(Dataset entries)
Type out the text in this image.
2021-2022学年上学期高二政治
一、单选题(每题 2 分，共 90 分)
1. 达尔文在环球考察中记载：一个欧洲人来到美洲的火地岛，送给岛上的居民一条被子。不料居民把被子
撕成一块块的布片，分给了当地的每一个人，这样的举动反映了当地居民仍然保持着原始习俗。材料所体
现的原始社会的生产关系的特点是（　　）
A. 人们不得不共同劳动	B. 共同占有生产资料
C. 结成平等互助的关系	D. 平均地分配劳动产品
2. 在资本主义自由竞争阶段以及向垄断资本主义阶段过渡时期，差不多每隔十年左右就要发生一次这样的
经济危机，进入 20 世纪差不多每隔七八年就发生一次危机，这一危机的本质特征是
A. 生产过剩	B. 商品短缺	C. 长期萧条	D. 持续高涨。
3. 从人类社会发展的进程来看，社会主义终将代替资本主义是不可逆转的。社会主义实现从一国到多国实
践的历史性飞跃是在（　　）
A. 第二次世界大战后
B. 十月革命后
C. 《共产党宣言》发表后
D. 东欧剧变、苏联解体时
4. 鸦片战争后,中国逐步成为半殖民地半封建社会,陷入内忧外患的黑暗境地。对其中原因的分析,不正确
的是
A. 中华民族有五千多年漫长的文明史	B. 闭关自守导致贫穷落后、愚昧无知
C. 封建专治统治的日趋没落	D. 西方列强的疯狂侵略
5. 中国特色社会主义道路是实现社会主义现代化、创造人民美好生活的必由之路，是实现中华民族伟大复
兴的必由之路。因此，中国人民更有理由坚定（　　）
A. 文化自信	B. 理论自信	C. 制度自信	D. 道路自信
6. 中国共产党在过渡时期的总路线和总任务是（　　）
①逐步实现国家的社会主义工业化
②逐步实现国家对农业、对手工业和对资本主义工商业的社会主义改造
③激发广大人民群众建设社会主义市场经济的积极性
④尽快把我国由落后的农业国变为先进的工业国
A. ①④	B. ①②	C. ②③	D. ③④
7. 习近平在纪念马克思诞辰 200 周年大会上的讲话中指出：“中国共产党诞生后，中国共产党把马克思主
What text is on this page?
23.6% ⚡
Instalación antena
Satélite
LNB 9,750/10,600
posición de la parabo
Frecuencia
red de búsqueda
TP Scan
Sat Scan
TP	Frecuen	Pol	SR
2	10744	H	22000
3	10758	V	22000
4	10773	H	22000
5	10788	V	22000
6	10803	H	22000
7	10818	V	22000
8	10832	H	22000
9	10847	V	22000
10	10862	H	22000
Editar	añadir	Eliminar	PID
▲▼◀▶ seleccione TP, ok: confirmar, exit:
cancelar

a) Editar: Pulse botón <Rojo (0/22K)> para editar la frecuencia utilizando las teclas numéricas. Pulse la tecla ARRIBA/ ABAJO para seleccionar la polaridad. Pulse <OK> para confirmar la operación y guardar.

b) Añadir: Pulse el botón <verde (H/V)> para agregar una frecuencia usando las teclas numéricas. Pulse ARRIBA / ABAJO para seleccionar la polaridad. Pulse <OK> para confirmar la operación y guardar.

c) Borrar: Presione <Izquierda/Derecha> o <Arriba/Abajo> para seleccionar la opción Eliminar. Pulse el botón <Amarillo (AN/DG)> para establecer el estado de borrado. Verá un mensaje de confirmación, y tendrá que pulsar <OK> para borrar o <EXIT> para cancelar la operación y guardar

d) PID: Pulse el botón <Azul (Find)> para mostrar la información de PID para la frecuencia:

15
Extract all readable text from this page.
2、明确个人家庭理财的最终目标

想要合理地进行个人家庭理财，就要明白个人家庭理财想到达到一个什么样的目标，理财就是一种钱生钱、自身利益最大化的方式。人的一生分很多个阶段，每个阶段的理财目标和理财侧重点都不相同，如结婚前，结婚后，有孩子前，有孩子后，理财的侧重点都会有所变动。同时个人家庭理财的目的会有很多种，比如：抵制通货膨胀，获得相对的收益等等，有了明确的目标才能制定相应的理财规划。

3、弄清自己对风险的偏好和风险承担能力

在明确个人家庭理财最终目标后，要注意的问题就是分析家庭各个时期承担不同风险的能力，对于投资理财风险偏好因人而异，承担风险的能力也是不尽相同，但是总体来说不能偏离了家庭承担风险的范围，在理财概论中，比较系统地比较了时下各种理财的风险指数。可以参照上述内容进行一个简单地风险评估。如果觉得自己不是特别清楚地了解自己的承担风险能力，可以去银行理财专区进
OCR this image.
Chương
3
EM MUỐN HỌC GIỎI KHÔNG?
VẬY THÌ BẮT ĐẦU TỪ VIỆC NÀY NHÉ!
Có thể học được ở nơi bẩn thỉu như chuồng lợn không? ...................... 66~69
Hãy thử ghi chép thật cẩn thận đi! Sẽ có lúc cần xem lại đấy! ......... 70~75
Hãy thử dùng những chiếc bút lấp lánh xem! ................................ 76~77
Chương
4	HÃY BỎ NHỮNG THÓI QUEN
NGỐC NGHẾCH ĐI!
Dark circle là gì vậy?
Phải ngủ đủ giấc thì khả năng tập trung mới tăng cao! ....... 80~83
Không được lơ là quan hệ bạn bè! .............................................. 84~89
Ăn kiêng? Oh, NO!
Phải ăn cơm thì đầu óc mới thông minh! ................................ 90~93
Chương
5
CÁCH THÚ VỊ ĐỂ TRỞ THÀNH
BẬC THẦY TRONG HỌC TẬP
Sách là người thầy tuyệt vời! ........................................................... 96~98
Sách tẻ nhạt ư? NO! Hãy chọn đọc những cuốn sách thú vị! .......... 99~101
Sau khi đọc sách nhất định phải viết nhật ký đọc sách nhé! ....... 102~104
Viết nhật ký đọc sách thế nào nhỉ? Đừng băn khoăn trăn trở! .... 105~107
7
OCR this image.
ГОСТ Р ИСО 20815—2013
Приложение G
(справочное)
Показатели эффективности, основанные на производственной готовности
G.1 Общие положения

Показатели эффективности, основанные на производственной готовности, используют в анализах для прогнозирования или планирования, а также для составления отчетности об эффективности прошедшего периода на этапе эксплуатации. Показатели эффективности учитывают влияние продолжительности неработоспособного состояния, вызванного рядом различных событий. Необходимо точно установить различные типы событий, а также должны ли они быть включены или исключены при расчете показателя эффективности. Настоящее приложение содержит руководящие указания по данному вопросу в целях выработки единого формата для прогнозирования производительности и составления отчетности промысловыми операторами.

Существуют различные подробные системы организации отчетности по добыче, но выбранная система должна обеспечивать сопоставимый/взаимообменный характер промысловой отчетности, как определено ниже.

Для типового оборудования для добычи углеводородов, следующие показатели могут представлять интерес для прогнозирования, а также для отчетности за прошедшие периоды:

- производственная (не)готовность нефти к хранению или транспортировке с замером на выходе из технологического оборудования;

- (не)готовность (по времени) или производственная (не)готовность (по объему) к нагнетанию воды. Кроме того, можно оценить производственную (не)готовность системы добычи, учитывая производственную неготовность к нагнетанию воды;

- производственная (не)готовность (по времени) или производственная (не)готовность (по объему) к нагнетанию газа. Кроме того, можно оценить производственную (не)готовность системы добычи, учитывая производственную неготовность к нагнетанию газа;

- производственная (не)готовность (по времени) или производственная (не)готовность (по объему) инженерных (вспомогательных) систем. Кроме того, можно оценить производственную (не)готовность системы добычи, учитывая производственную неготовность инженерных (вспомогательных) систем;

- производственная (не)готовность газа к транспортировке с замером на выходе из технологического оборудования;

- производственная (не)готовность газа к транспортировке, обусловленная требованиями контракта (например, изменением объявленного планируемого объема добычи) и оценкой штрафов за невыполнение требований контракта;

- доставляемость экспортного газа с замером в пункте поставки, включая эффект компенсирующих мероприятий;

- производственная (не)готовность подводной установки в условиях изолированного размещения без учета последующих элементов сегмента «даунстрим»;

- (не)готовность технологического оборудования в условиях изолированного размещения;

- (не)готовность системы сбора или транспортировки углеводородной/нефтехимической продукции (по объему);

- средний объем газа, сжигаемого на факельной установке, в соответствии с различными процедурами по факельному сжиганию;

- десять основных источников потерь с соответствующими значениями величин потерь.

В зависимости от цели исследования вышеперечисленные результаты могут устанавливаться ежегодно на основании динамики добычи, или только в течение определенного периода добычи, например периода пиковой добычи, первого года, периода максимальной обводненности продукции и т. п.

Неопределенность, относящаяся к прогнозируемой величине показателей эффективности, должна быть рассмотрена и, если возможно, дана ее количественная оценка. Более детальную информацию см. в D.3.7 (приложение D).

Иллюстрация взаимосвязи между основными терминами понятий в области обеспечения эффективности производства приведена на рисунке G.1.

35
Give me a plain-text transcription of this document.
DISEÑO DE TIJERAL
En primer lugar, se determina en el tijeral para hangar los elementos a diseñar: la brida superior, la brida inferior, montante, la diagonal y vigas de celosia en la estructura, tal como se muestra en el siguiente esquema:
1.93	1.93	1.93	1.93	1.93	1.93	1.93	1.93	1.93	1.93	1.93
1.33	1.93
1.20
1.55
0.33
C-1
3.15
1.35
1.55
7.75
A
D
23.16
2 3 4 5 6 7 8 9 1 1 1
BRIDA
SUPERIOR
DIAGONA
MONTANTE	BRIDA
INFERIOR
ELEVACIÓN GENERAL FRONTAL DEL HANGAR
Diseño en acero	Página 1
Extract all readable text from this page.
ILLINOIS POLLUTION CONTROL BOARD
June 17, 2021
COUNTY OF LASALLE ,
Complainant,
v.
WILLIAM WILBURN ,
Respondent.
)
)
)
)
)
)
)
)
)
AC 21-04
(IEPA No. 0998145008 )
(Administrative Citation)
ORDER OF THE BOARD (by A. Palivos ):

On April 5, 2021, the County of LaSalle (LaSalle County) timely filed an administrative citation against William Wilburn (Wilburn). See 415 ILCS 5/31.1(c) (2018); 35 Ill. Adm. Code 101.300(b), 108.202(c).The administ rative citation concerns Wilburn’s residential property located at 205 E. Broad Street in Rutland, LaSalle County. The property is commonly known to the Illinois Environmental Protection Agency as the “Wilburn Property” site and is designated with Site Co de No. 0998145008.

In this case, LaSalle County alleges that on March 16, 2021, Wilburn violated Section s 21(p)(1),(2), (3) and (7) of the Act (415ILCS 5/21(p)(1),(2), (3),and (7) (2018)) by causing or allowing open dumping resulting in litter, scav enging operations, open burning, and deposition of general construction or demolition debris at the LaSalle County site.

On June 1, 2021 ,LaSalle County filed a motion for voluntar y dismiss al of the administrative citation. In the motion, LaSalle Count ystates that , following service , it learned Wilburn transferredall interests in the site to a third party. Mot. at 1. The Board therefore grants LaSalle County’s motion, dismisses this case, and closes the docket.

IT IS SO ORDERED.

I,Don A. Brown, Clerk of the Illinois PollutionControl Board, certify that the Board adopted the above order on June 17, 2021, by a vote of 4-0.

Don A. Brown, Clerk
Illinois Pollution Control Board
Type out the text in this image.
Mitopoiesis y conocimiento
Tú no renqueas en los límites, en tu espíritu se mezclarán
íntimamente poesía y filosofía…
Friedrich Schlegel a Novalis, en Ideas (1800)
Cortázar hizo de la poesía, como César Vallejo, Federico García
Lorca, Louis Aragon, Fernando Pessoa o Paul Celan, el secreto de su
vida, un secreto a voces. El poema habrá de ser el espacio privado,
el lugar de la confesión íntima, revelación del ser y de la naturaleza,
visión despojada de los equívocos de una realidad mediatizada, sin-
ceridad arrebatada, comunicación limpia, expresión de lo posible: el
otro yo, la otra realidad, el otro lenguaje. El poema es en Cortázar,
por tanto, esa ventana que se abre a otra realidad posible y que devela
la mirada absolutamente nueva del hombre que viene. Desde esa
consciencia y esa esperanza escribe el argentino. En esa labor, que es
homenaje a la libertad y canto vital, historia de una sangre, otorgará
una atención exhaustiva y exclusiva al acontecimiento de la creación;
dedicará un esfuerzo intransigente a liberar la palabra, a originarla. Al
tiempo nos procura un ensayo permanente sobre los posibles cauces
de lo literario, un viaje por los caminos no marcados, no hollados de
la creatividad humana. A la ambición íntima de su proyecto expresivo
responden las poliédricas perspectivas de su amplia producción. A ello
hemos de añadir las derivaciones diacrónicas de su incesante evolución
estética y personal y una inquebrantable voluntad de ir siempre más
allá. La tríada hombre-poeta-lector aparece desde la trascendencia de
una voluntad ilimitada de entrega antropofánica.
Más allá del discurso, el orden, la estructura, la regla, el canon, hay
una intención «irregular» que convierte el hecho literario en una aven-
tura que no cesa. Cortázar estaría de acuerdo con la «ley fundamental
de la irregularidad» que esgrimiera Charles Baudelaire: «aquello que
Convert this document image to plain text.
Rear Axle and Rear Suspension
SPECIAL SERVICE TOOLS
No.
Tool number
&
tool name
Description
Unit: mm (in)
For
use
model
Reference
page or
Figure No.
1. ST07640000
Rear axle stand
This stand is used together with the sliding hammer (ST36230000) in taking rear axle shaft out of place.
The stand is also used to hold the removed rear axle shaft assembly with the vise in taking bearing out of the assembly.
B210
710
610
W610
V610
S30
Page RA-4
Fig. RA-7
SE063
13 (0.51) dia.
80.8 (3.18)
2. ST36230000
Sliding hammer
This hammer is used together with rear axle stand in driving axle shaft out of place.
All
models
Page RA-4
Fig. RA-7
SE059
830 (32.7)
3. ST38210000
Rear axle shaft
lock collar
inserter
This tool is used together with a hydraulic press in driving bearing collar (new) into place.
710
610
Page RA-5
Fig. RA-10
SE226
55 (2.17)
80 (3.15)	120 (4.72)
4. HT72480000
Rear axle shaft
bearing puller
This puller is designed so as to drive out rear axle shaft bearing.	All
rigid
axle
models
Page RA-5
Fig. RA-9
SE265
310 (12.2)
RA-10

What needs to be done:
Output only the lines running from the line with "Convert this document image to plain text." through the final line of the data, inclusive.

Worked solution:
Convert this document image to plain text.
Rear Axle and Rear Suspension
SPECIAL SERVICE TOOLS
No.
Tool number
&
tool name
Description
Unit: mm (in)
For
use
model
Reference
page or
Figure No.
1. ST07640000
Rear axle stand
This stand is used together with the sliding hammer (ST36230000) in taking rear axle shaft out of place.
The stand is also used to hold the removed rear axle shaft assembly with the vise in taking bearing out of the assembly.
B210
710
610
W610
V610
S30
Page RA-4
Fig. RA-7
SE063
13 (0.51) dia.
80.8 (3.18)
2. ST36230000
Sliding hammer
This hammer is used together with rear axle stand in driving axle shaft out of place.
All
models
Page RA-4
Fig. RA-7
SE059
830 (32.7)
3. ST38210000
Rear axle shaft
lock collar
inserter
This tool is used together with a hydraulic press in driving bearing collar (new) into place.
710
610
Page RA-5
Fig. RA-10
SE226
55 (2.17)
80 (3.15)	120 (4.72)
4. HT72480000
Rear axle shaft
bearing puller
This puller is designed so as to drive out rear axle shaft bearing.	All
rigid
axle
models
Page RA-5
Fig. RA-9
SE265
310 (12.2)
RA-10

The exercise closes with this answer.